What you are asked to do -> Give back the whole listing exactly, line by line.

Task inputs ->

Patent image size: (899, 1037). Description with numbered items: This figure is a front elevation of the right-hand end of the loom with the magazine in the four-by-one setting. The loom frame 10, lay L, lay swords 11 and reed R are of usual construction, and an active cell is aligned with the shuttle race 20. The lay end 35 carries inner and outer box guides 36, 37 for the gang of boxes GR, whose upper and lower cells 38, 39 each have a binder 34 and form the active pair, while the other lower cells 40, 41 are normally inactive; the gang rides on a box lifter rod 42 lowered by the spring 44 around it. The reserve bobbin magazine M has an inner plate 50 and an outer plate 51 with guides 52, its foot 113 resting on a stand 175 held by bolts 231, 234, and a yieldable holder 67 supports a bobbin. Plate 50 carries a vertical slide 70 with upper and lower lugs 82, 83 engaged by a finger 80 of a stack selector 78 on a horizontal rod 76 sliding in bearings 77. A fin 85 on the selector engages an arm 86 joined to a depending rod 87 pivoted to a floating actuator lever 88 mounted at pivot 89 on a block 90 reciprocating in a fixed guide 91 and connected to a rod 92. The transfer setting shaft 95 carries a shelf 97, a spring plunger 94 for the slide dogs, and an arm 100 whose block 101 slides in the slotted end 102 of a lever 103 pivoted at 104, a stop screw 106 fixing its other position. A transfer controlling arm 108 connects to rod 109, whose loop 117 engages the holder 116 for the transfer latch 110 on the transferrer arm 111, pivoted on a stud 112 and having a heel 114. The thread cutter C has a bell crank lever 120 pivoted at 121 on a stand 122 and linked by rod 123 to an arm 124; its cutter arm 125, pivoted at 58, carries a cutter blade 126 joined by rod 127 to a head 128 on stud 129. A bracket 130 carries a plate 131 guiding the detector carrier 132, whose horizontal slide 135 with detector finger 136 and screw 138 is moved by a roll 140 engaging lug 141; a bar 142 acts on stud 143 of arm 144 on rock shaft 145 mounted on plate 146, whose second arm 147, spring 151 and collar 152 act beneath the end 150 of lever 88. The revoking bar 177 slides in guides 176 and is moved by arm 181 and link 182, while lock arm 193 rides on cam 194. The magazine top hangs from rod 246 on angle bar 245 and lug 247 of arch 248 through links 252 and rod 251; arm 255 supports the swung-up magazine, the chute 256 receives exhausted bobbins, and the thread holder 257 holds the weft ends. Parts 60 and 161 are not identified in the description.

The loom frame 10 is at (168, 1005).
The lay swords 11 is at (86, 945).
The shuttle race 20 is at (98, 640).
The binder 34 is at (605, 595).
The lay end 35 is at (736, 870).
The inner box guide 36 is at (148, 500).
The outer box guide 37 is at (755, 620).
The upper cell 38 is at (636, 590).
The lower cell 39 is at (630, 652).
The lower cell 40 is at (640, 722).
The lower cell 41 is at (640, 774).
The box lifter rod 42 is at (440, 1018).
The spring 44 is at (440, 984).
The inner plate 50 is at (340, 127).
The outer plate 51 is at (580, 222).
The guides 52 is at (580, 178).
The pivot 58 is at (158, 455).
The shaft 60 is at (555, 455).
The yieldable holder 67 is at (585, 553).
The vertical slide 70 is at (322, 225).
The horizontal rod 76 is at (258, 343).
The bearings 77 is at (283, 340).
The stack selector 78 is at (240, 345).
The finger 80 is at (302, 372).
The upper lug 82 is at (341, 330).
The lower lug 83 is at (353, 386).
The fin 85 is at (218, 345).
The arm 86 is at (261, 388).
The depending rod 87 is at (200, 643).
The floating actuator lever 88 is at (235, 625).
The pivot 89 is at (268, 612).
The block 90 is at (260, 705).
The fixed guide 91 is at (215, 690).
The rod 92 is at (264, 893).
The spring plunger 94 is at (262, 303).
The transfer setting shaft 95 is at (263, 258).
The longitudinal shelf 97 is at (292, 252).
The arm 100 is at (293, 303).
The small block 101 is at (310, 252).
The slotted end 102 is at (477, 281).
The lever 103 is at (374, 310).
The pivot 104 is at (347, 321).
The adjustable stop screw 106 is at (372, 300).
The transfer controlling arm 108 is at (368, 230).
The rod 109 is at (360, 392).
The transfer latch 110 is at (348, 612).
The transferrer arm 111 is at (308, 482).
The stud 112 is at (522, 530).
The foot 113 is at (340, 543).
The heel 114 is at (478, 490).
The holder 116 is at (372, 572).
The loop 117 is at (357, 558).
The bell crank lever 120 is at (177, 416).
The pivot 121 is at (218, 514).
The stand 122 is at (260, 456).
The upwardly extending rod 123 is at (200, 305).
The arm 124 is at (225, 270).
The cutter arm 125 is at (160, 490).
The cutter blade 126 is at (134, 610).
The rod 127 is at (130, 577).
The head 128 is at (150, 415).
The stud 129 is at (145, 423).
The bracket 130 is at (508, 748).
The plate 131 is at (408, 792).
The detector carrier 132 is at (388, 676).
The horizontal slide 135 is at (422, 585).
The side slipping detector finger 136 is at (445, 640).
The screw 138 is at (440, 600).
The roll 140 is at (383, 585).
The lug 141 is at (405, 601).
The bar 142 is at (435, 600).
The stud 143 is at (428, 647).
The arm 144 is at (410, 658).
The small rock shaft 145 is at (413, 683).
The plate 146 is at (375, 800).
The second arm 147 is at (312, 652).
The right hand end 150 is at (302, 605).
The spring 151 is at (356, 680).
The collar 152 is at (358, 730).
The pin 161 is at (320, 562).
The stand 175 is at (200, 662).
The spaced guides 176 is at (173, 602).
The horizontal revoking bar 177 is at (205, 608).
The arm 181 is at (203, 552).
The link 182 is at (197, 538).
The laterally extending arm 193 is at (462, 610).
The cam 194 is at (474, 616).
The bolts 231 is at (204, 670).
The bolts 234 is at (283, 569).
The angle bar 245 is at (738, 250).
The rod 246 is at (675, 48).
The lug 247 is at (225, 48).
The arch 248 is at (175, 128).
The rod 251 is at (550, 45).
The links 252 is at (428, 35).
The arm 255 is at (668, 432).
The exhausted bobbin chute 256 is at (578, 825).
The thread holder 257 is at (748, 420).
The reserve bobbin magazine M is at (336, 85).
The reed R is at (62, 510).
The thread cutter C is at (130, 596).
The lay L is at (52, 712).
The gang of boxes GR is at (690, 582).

Expected output ->
Patent image size: (899, 1037). Description with numbered items: This figure is a front elevation of the right-hand end of the loom with the magazine in the four-by-one setting. The loom frame 10, lay L, lay swords 11 and reed R are of usual construction, and an active cell is aligned with the shuttle race 20. The lay end 35 carries inner and outer box guides 36, 37 for the gang of boxes GR, whose upper and lower cells 38, 39 each have a binder 34 and form the active pair, while the other lower cells 40, 41 are normally inactive; the gang rides on a box lifter rod 42 lowered by the spring 44 around it. The reserve bobbin magazine M has an inner plate 50 and an outer plate 51 with guides 52, its foot 113 resting on a stand 175 held by bolts 231, 234, and a yieldable holder 67 supports a bobbin. Plate 50 carries a vertical slide 70 with upper and lower lugs 82, 83 engaged by a finger 80 of a stack selector 78 on a horizontal rod 76 sliding in bearings 77. A fin 85 on the selector engages an arm 86 joined to a depending rod 87 pivoted to a floating actuator lever 88 mounted at pivot 89 on a block 90 reciprocating in a fixed guide 91 and connected to a rod 92. The transfer setting shaft 95 carries a shelf 97, a spring plunger 94 for the slide dogs, and an arm 100 whose block 101 slides in the slotted end 102 of a lever 103 pivoted at 104, a stop screw 106 fixing its other position. A transfer controlling arm 108 connects to rod 109, whose loop 117 engages the holder 116 for the transfer latch 110 on the transferrer arm 111, pivoted on a stud 112 and having a heel 114. The thread cutter C has a bell crank lever 120 pivoted at 121 on a stand 122 and linked by rod 123 to an arm 124; its cutter arm 125, pivoted at 58, carries a cutter blade 126 joined by rod 127 to a head 128 on stud 129. A bracket 130 carries a plate 131 guiding the detector carrier 132, whose horizontal slide 135 with detector finger 136 and screw 138 is moved by a roll 140 engaging lug 141; a bar 142 acts on stud 143 of arm 144 on rock shaft 145 mounted on plate 146, whose second arm 147, spring 151 and collar 152 act beneath the end 150 of lever 88. The revoking bar 177 slides in guides 176 and is moved by arm 181 and link 182, while lock arm 193 rides on cam 194. The magazine top hangs from rod 246 on angle bar 245 and lug 247 of arch 248 through links 252 and rod 251; arm 255 supports the swung-up magazine, the chute 256 receives exhausted bobbins, and the thread holder 257 holds the weft ends. Parts 60 and 161 are not identified in the description.

The loom frame 10 is at (168, 1005).
The lay swords 11 is at (86, 945).
The shuttle race 20 is at (98, 640).
The binder 34 is at (605, 595).
The lay end 35 is at (736, 870).
The inner box guide 36 is at (148, 500).
The outer box guide 37 is at (755, 620).
The upper cell 38 is at (636, 590).
The lower cell 39 is at (630, 652).
The lower cell 40 is at (640, 722).
The lower cell 41 is at (640, 774).
The box lifter rod 42 is at (440, 1018).
The spring 44 is at (440, 984).
The inner plate 50 is at (340, 127).
The outer plate 51 is at (580, 222).
The guides 52 is at (580, 178).
The pivot 58 is at (158, 455).
The shaft 60 is at (555, 455).
The yieldable holder 67 is at (585, 553).
The vertical slide 70 is at (322, 225).
The horizontal rod 76 is at (258, 343).
The bearings 77 is at (283, 340).
The stack selector 78 is at (240, 345).
The finger 80 is at (302, 372).
The upper lug 82 is at (341, 330).
The lower lug 83 is at (353, 386).
The fin 85 is at (218, 345).
The arm 86 is at (261, 388).
The depending rod 87 is at (200, 643).
The floating actuator lever 88 is at (235, 625).
The pivot 89 is at (268, 612).
The block 90 is at (260, 705).
The fixed guide 91 is at (215, 690).
The rod 92 is at (264, 893).
The spring plunger 94 is at (262, 303).
The transfer setting shaft 95 is at (263, 258).
The longitudinal shelf 97 is at (292, 252).
The arm 100 is at (293, 303).
The small block 101 is at (310, 252).
The slotted end 102 is at (477, 281).
The lever 103 is at (374, 310).
The pivot 104 is at (347, 321).
The adjustable stop screw 106 is at (372, 300).
The transfer controlling arm 108 is at (368, 230).
The rod 109 is at (360, 392).
The transfer latch 110 is at (348, 612).
The transferrer arm 111 is at (308, 482).
The stud 112 is at (522, 530).
The foot 113 is at (340, 543).
The heel 114 is at (478, 490).
The holder 116 is at (372, 572).
The loop 117 is at (357, 558).
The bell crank lever 120 is at (177, 416).
The pivot 121 is at (218, 514).
The stand 122 is at (260, 456).
The upwardly extending rod 123 is at (200, 305).
The arm 124 is at (225, 270).
The cutter arm 125 is at (160, 490).
The cutter blade 126 is at (134, 610).
The rod 127 is at (130, 577).
The head 128 is at (150, 415).
The stud 129 is at (145, 423).
The bracket 130 is at (508, 748).
The plate 131 is at (408, 792).
The detector carrier 132 is at (388, 676).
The horizontal slide 135 is at (422, 585).
The side slipping detector finger 136 is at (445, 640).
The screw 138 is at (440, 600).
The roll 140 is at (383, 585).
The lug 141 is at (405, 601).
The bar 142 is at (435, 600).
The stud 143 is at (428, 647).
The arm 144 is at (410, 658).
The small rock shaft 145 is at (413, 683).
The plate 146 is at (375, 800).
The second arm 147 is at (312, 652).
The right hand end 150 is at (302, 605).
The spring 151 is at (356, 680).
The collar 152 is at (358, 730).
The pin 161 is at (320, 562).
The stand 175 is at (200, 662).
The spaced guides 176 is at (173, 602).
The horizontal revoking bar 177 is at (205, 608).
The arm 181 is at (203, 552).
The link 182 is at (197, 538).
The laterally extending arm 193 is at (462, 610).
The cam 194 is at (474, 616).
The bolts 231 is at (204, 670).
The bolts 234 is at (283, 569).
The angle bar 245 is at (738, 250).
The rod 246 is at (675, 48).
The lug 247 is at (225, 48).
The arch 248 is at (175, 128).
The rod 251 is at (550, 45).
The links 252 is at (428, 35).
The arm 255 is at (668, 432).
The exhausted bobbin chute 256 is at (578, 825).
The thread holder 257 is at (748, 420).
The reserve bobbin magazine M is at (336, 85).
The reed R is at (62, 510).
The thread cutter C is at (130, 596).
The lay L is at (52, 712).
The gang of boxes GR is at (690, 582).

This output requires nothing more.